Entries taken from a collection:

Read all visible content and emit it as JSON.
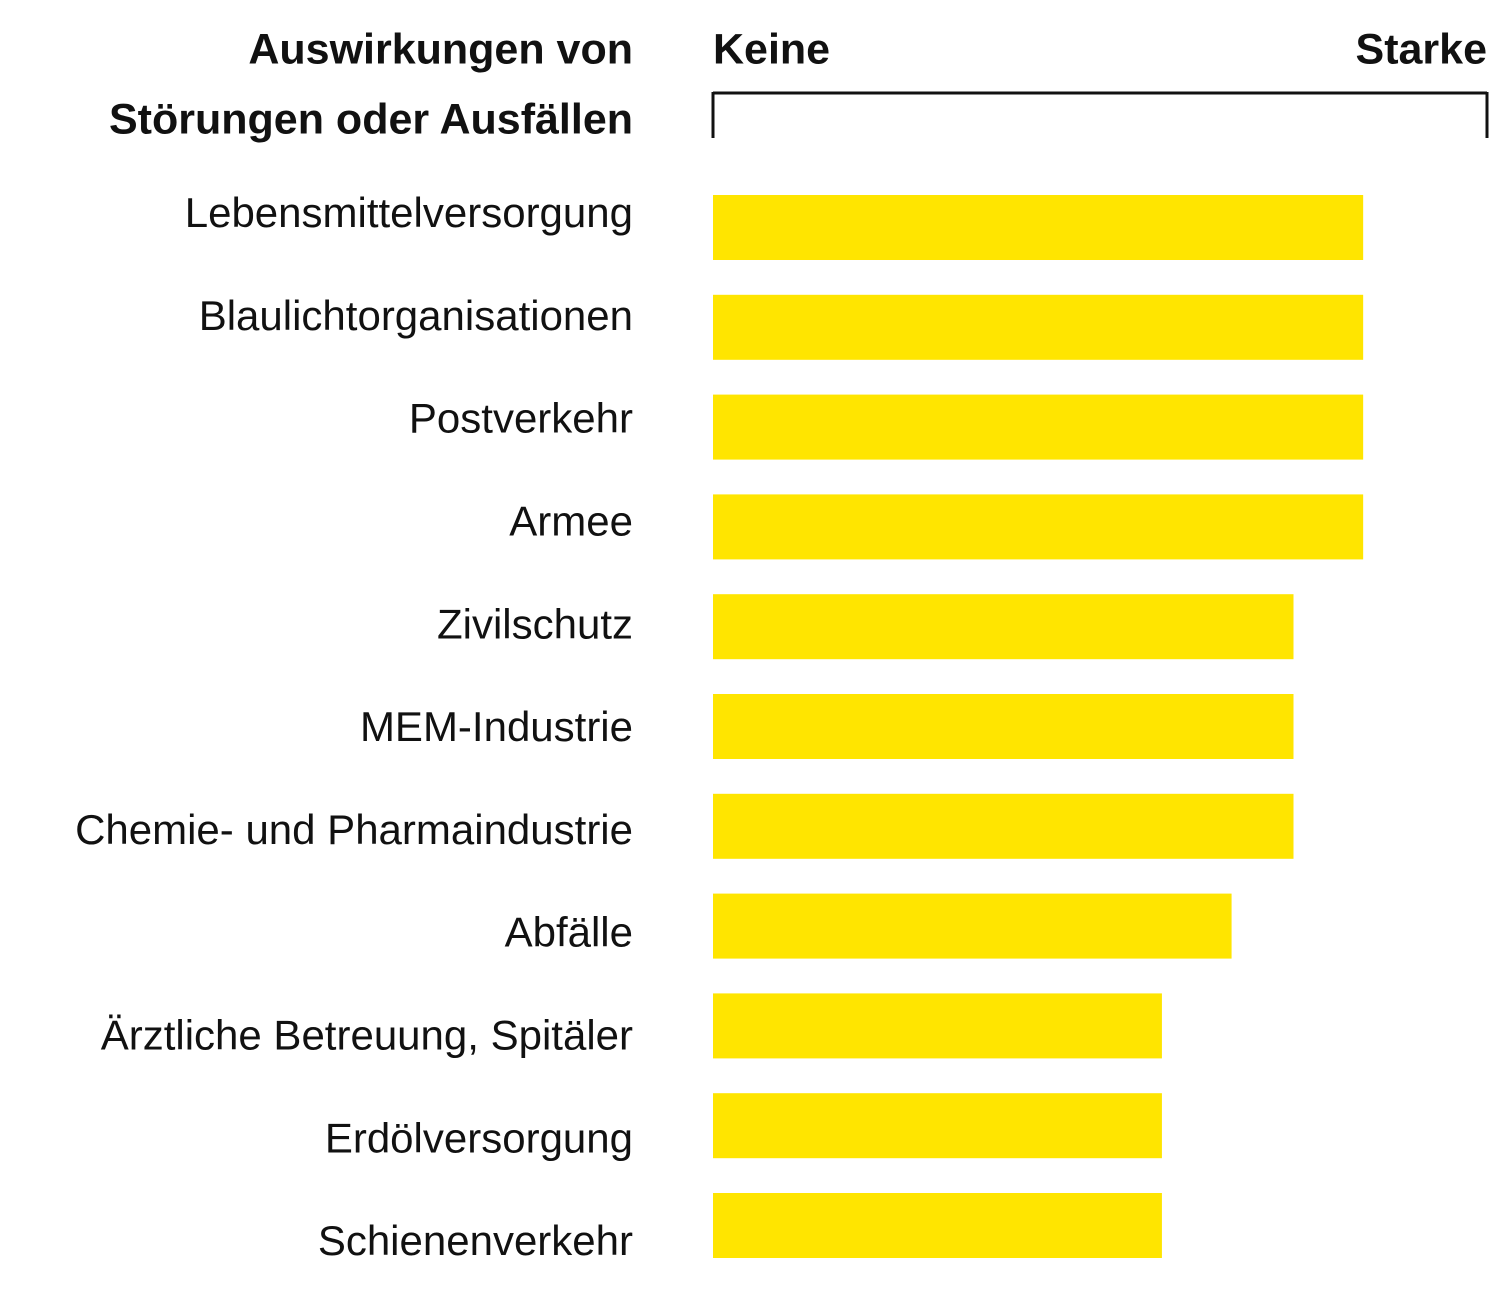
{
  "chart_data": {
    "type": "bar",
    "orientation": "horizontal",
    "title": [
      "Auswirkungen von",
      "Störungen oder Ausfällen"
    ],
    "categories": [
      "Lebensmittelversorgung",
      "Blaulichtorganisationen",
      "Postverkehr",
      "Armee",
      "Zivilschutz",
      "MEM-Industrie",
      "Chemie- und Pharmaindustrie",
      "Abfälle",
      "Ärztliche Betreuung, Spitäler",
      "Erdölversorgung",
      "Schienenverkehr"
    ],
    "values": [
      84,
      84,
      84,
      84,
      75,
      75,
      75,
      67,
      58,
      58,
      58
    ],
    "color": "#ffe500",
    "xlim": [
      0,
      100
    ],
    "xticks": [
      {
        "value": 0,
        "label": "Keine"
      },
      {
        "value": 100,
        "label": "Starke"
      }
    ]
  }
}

> What to do
Quote all the lines above exactly as given. Do not include the pictures.

> Answer
Read all visible content and emit it as JSON.
{
  "chart_data": {
    "type": "bar",
    "orientation": "horizontal",
    "title": [
      "Auswirkungen von",
      "Störungen oder Ausfällen"
    ],
    "categories": [
      "Lebensmittelversorgung",
      "Blaulichtorganisationen",
      "Postverkehr",
      "Armee",
      "Zivilschutz",
      "MEM-Industrie",
      "Chemie- und Pharmaindustrie",
      "Abfälle",
      "Ärztliche Betreuung, Spitäler",
      "Erdölversorgung",
      "Schienenverkehr"
    ],
    "values": [
      84,
      84,
      84,
      84,
      75,
      75,
      75,
      67,
      58,
      58,
      58
    ],
    "color": "#ffe500",
    "xlim": [
      0,
      100
    ],
    "xticks": [
      {
        "value": 0,
        "label": "Keine"
      },
      {
        "value": 100,
        "label": "Starke"
      }
    ]
  }
}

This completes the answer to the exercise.